Aim of the task: Quote the whole listing exactly. Leave the pictures out of your copy.
### Records shown
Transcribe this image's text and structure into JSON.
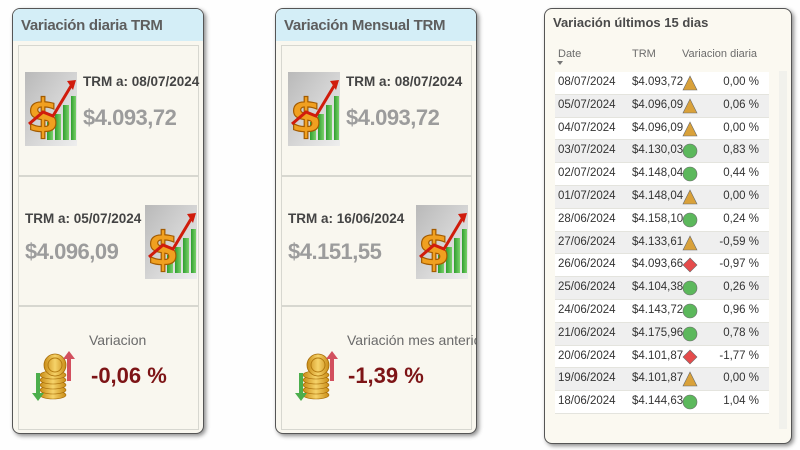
{
  "daily": {
    "title": "Variación diaria TRM",
    "current_label": "TRM a: 08/07/2024",
    "current_value": "$4.093,72",
    "previous_label": "TRM a: 05/07/2024",
    "previous_value": "$4.096,09",
    "variation_label": "Variacion",
    "variation_value": "-0,06 %"
  },
  "monthly": {
    "title": "Variación Mensual TRM",
    "current_label": "TRM a: 08/07/2024",
    "current_value": "$4.093,72",
    "previous_label": "TRM a: 16/06/2024",
    "previous_value": "$4.151,55",
    "variation_label": "Variación mes anterior",
    "variation_value": "-1,39 %"
  },
  "last15": {
    "title": "Variación últimos 15 dias",
    "columns": [
      "Date",
      "TRM",
      "Variacion diaria"
    ],
    "indicator_colors": {
      "triangle": "#d9a13a",
      "circle": "#5cb85c",
      "diamond": "#e54b4b"
    },
    "rows": [
      {
        "date": "08/07/2024",
        "trm": "$4.093,72",
        "indicator": "triangle",
        "pct": "0,00 %"
      },
      {
        "date": "05/07/2024",
        "trm": "$4.096,09",
        "indicator": "triangle",
        "pct": "0,06 %"
      },
      {
        "date": "04/07/2024",
        "trm": "$4.096,09",
        "indicator": "triangle",
        "pct": "0,00 %"
      },
      {
        "date": "03/07/2024",
        "trm": "$4.130,03",
        "indicator": "circle",
        "pct": "0,83 %"
      },
      {
        "date": "02/07/2024",
        "trm": "$4.148,04",
        "indicator": "circle",
        "pct": "0,44 %"
      },
      {
        "date": "01/07/2024",
        "trm": "$4.148,04",
        "indicator": "triangle",
        "pct": "0,00 %"
      },
      {
        "date": "28/06/2024",
        "trm": "$4.158,10",
        "indicator": "circle",
        "pct": "0,24 %"
      },
      {
        "date": "27/06/2024",
        "trm": "$4.133,61",
        "indicator": "triangle",
        "pct": "-0,59 %"
      },
      {
        "date": "26/06/2024",
        "trm": "$4.093,66",
        "indicator": "diamond",
        "pct": "-0,97 %"
      },
      {
        "date": "25/06/2024",
        "trm": "$4.104,38",
        "indicator": "circle",
        "pct": "0,26 %"
      },
      {
        "date": "24/06/2024",
        "trm": "$4.143,72",
        "indicator": "circle",
        "pct": "0,96 %"
      },
      {
        "date": "21/06/2024",
        "trm": "$4.175,96",
        "indicator": "circle",
        "pct": "0,78 %"
      },
      {
        "date": "20/06/2024",
        "trm": "$4.101,87",
        "indicator": "diamond",
        "pct": "-1,77 %"
      },
      {
        "date": "19/06/2024",
        "trm": "$4.101,87",
        "indicator": "triangle",
        "pct": "0,00 %"
      },
      {
        "date": "18/06/2024",
        "trm": "$4.144,63",
        "indicator": "circle",
        "pct": "1,04 %"
      }
    ]
  },
  "icons": {
    "money": "money-growth-chart-icon",
    "coins": "coins-up-down-arrows-icon"
  }
}
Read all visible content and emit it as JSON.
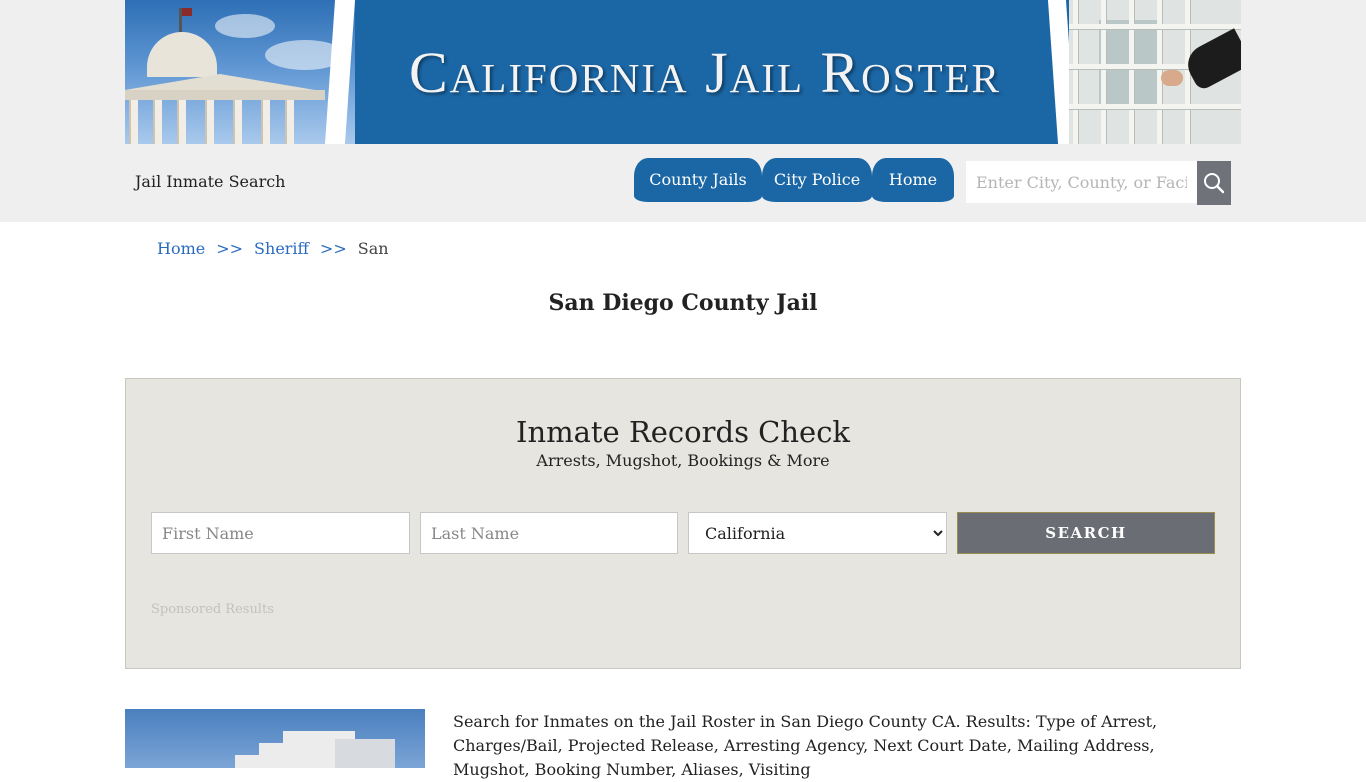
{
  "banner": {
    "title": "California Jail Roster"
  },
  "header": {
    "site_name": "Jail Inmate Search",
    "nav": [
      {
        "label": "County Jails"
      },
      {
        "label": "City Police"
      },
      {
        "label": "Home"
      }
    ],
    "search_placeholder": "Enter City, County, or Facility"
  },
  "breadcrumb": {
    "items": [
      "Home",
      "Sheriff"
    ],
    "separator": ">>",
    "current": "San"
  },
  "page": {
    "title": "San Diego County Jail"
  },
  "records": {
    "title": "Inmate Records Check",
    "subtitle": "Arrests, Mugshot, Bookings & More",
    "first_name_placeholder": "First Name",
    "last_name_placeholder": "Last Name",
    "state_selected": "California",
    "search_label": "SEARCH",
    "sponsored": "Sponsored Results"
  },
  "content": {
    "description": "Search for Inmates on the Jail Roster in San Diego County CA. Results: Type of Arrest, Charges/Bail, Projected Release, Arresting Agency, Next Court Date, Mailing Address, Mugshot, Booking Number, Aliases, Visiting"
  },
  "colors": {
    "brand_blue": "#1b67a6",
    "panel_bg": "#e7e5e0",
    "button_gray": "#6a6d74",
    "link_blue": "#2a6bc0"
  }
}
######
Solution:
Transcribe this image's text and structure into JSON.
{
  "daily": {
    "title": "Variación diaria TRM",
    "current_label": "TRM a: 08/07/2024",
    "current_value": "$4.093,72",
    "previous_label": "TRM a: 05/07/2024",
    "previous_value": "$4.096,09",
    "variation_label": "Variacion",
    "variation_value": "-0,06 %"
  },
  "monthly": {
    "title": "Variación Mensual TRM",
    "current_label": "TRM a: 08/07/2024",
    "current_value": "$4.093,72",
    "previous_label": "TRM a: 16/06/2024",
    "previous_value": "$4.151,55",
    "variation_label": "Variación mes anterior",
    "variation_value": "-1,39 %"
  },
  "last15": {
    "title": "Variación últimos 15 dias",
    "columns": [
      "Date",
      "TRM",
      "Variacion diaria"
    ],
    "indicator_colors": {
      "triangle": "#d9a13a",
      "circle": "#5cb85c",
      "diamond": "#e54b4b"
    },
    "rows": [
      {
        "date": "08/07/2024",
        "trm": "$4.093,72",
        "indicator": "triangle",
        "pct": "0,00 %"
      },
      {
        "date": "05/07/2024",
        "trm": "$4.096,09",
        "indicator": "triangle",
        "pct": "0,06 %"
      },
      {
        "date": "04/07/2024",
        "trm": "$4.096,09",
        "indicator": "triangle",
        "pct": "0,00 %"
      },
      {
        "date": "03/07/2024",
        "trm": "$4.130,03",
        "indicator": "circle",
        "pct": "0,83 %"
      },
      {
        "date": "02/07/2024",
        "trm": "$4.148,04",
        "indicator": "circle",
        "pct": "0,44 %"
      },
      {
        "date": "01/07/2024",
        "trm": "$4.148,04",
        "indicator": "triangle",
        "pct": "0,00 %"
      },
      {
        "date": "28/06/2024",
        "trm": "$4.158,10",
        "indicator": "circle",
        "pct": "0,24 %"
      },
      {
        "date": "27/06/2024",
        "trm": "$4.133,61",
        "indicator": "triangle",
        "pct": "-0,59 %"
      },
      {
        "date": "26/06/2024",
        "trm": "$4.093,66",
        "indicator": "diamond",
        "pct": "-0,97 %"
      },
      {
        "date": "25/06/2024",
        "trm": "$4.104,38",
        "indicator": "circle",
        "pct": "0,26 %"
      },
      {
        "date": "24/06/2024",
        "trm": "$4.143,72",
        "indicator": "circle",
        "pct": "0,96 %"
      },
      {
        "date": "21/06/2024",
        "trm": "$4.175,96",
        "indicator": "circle",
        "pct": "0,78 %"
      },
      {
        "date": "20/06/2024",
        "trm": "$4.101,87",
        "indicator": "diamond",
        "pct": "-1,77 %"
      },
      {
        "date": "19/06/2024",
        "trm": "$4.101,87",
        "indicator": "triangle",
        "pct": "0,00 %"
      },
      {
        "date": "18/06/2024",
        "trm": "$4.144,63",
        "indicator": "circle",
        "pct": "1,04 %"
      }
    ]
  },
  "icons": {
    "money": "money-growth-chart-icon",
    "coins": "coins-up-down-arrows-icon"
  }
}
Read all visible content and emit it as JSON.
{
  "banner": {
    "title": "California Jail Roster"
  },
  "header": {
    "site_name": "Jail Inmate Search",
    "nav": [
      {
        "label": "County Jails"
      },
      {
        "label": "City Police"
      },
      {
        "label": "Home"
      }
    ],
    "search_placeholder": "Enter City, County, or Facility"
  },
  "breadcrumb": {
    "items": [
      "Home",
      "Sheriff"
    ],
    "separator": ">>",
    "current": "San"
  },
  "page": {
    "title": "San Diego County Jail"
  },
  "records": {
    "title": "Inmate Records Check",
    "subtitle": "Arrests, Mugshot, Bookings & More",
    "first_name_placeholder": "First Name",
    "last_name_placeholder": "Last Name",
    "state_selected": "California",
    "search_label": "SEARCH",
    "sponsored": "Sponsored Results"
  },
  "content": {
    "description": "Search for Inmates on the Jail Roster in San Diego County CA. Results: Type of Arrest, Charges/Bail, Projected Release, Arresting Agency, Next Court Date, Mailing Address, Mugshot, Booking Number, Aliases, Visiting"
  },
  "colors": {
    "brand_blue": "#1b67a6",
    "panel_bg": "#e7e5e0",
    "button_gray": "#6a6d74",
    "link_blue": "#2a6bc0"
  }
}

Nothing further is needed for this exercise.